■ **What the task requires**
Tell how many lines contain the word "Huỳnh". Reply with the number only.

■ **Material**
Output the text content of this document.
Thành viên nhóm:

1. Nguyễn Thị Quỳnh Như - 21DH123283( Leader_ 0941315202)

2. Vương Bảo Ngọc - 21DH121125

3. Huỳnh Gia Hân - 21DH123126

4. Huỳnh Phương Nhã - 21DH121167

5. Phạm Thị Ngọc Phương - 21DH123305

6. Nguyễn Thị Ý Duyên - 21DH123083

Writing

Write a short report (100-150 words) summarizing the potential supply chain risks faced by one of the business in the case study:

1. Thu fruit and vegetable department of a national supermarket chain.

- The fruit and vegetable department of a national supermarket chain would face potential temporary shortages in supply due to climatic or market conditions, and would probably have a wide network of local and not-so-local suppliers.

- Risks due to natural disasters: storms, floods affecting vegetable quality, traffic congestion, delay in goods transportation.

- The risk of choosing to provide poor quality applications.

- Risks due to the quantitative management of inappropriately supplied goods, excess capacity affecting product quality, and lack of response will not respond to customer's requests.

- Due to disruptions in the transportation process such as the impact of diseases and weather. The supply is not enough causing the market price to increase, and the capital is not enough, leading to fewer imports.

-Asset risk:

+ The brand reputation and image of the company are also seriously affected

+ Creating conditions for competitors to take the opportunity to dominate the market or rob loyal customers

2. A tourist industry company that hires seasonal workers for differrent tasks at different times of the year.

■ **Finished task**
2